## [Direction]
Please return the lines below as a JSON list of strings, one string per line, omitting blank lines and leaving out the pictures.

## [Material shown]
%%

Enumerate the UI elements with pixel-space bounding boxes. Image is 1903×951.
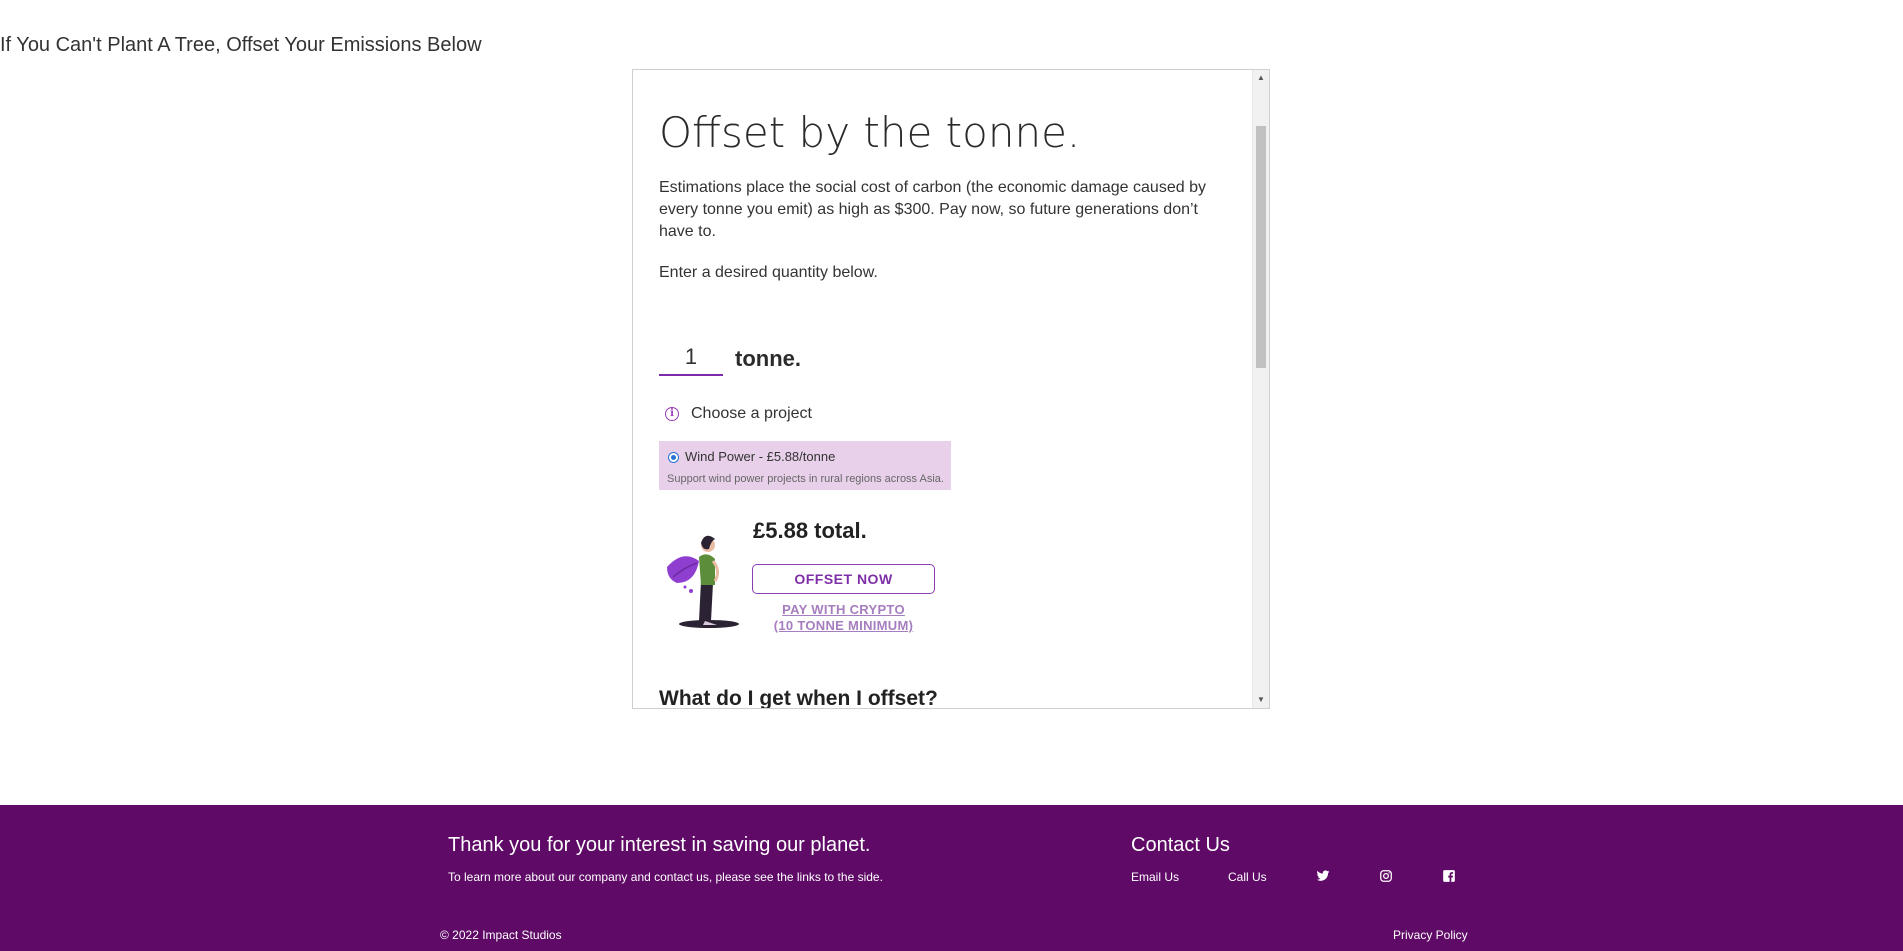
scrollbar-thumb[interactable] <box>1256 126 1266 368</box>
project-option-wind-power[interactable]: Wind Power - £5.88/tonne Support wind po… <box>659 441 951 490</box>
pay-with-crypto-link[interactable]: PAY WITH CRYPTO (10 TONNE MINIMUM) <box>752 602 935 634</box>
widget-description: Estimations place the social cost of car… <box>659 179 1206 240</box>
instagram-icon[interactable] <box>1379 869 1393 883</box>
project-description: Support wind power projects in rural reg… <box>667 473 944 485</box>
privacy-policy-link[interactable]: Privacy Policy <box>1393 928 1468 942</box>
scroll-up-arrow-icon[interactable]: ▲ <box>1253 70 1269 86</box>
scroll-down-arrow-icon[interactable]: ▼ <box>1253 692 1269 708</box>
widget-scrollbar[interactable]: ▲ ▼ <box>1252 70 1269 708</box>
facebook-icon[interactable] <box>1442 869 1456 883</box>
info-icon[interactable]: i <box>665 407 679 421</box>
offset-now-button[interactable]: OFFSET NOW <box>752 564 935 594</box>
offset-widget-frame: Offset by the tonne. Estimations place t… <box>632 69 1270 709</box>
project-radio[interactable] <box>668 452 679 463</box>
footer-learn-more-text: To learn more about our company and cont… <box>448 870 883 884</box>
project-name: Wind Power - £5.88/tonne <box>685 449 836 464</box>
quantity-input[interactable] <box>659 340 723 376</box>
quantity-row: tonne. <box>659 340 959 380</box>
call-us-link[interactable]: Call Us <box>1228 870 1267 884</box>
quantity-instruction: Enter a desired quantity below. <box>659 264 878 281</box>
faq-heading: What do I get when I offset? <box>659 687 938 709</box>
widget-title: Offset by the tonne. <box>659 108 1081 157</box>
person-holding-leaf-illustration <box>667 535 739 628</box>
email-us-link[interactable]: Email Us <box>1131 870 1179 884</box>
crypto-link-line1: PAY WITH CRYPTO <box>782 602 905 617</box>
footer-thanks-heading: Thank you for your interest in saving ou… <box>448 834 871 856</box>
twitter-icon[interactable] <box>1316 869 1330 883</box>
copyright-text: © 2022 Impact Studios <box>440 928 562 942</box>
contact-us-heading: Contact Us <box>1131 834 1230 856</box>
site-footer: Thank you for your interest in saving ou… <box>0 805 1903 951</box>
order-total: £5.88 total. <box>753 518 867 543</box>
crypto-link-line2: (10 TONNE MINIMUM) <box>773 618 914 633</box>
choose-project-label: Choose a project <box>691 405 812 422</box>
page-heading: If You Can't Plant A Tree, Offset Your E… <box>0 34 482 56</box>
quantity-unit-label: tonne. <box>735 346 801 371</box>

%%

## [Worked solution]
[
  "Enumerate the UI elements with pixel-space bounding boxes. Image is 1903×951.",
  "scrollbar-thumb[interactable] <box>1256 126 1266 368</box>",
  "project-option-wind-power[interactable]: Wind Power - £5.88/tonne Support wind po… <box>659 441 951 490</box>",
  "pay-with-crypto-link[interactable]: PAY WITH CRYPTO (10 TONNE MINIMUM) <box>752 602 935 634</box>",
  "widget-description: Estimations place the social cost of car… <box>659 179 1206 240</box>",
  "instagram-icon[interactable] <box>1379 869 1393 883</box>",
  "project-description: Support wind power projects in rural reg… <box>667 473 944 485</box>",
  "privacy-policy-link[interactable]: Privacy Policy <box>1393 928 1468 942</box>",
  "scroll-up-arrow-icon[interactable]: ▲ <box>1253 70 1269 86</box>",
  "scroll-down-arrow-icon[interactable]: ▼ <box>1253 692 1269 708</box>",
  "widget-scrollbar[interactable]: ▲ ▼ <box>1252 70 1269 708</box>",
  "facebook-icon[interactable] <box>1442 869 1456 883</box>",
  "info-icon[interactable]: i <box>665 407 679 421</box>",
  "offset-now-button[interactable]: OFFSET NOW <box>752 564 935 594</box>",
  "offset-widget-frame: Offset by the tonne. Estimations place t… <box>632 69 1270 709</box>",
  "project-radio[interactable] <box>668 452 679 463</box>",
  "footer-learn-more-text: To learn more about our company and cont… <box>448 870 883 884</box>",
  "project-name: Wind Power - £5.88/tonne <box>685 449 836 464</box>",
  "quantity-input[interactable] <box>659 340 723 376</box>",
  "quantity-row: tonne. <box>659 340 959 380</box>",
  "call-us-link[interactable]: Call Us <box>1228 870 1267 884</box>",
  "quantity-instruction: Enter a desired quantity below. <box>659 264 878 281</box>",
  "faq-heading: What do I get when I offset? <box>659 687 938 709</box>",
  "widget-title: Offset by the tonne. <box>659 108 1081 157</box>",
  "person-holding-leaf-illustration <box>667 535 739 628</box>",
  "email-us-link[interactable]: Email Us <box>1131 870 1179 884</box>",
  "crypto-link-line1: PAY WITH CRYPTO <box>782 602 905 617</box>",
  "footer-thanks-heading: Thank you for your interest in saving ou… <box>448 834 871 856</box>",
  "twitter-icon[interactable] <box>1316 869 1330 883</box>",
  "copyright-text: © 2022 Impact Studios <box>440 928 562 942</box>",
  "contact-us-heading: Contact Us <box>1131 834 1230 856</box>",
  "site-footer: Thank you for your interest in saving ou… <box>0 805 1903 951</box>",
  "order-total: £5.88 total. <box>753 518 867 543</box>",
  "crypto-link-line2: (10 TONNE MINIMUM) <box>773 618 914 633</box>",
  "choose-project-label: Choose a project <box>691 405 812 422</box>",
  "page-heading: If You Can't Plant A Tree, Offset Your E… <box>0 34 482 56</box>",
  "quantity-unit-label: tonne. <box>735 346 801 371</box>"
]